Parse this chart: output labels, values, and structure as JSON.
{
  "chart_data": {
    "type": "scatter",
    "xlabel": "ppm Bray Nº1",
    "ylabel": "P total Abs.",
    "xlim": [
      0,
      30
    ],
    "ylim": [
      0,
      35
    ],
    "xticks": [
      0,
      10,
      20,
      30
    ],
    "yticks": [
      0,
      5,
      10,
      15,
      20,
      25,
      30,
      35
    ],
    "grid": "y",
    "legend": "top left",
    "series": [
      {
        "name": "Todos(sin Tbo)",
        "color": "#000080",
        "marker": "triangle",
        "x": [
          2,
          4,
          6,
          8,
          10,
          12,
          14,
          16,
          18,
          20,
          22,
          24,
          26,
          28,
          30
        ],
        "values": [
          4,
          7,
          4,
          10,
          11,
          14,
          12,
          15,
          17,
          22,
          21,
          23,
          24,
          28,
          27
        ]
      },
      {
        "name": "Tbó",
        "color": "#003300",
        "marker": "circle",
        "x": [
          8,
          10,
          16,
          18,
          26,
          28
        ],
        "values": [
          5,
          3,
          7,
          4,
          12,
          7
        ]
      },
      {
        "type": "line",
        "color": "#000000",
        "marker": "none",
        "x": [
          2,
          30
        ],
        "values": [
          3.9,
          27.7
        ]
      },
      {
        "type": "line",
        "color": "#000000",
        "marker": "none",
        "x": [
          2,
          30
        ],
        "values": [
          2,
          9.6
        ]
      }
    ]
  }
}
◇ ◇ ◇ ◇ ◇
Task description: Look through the records above and report how many lines hold the word "color", giving only the number.

Task output: 4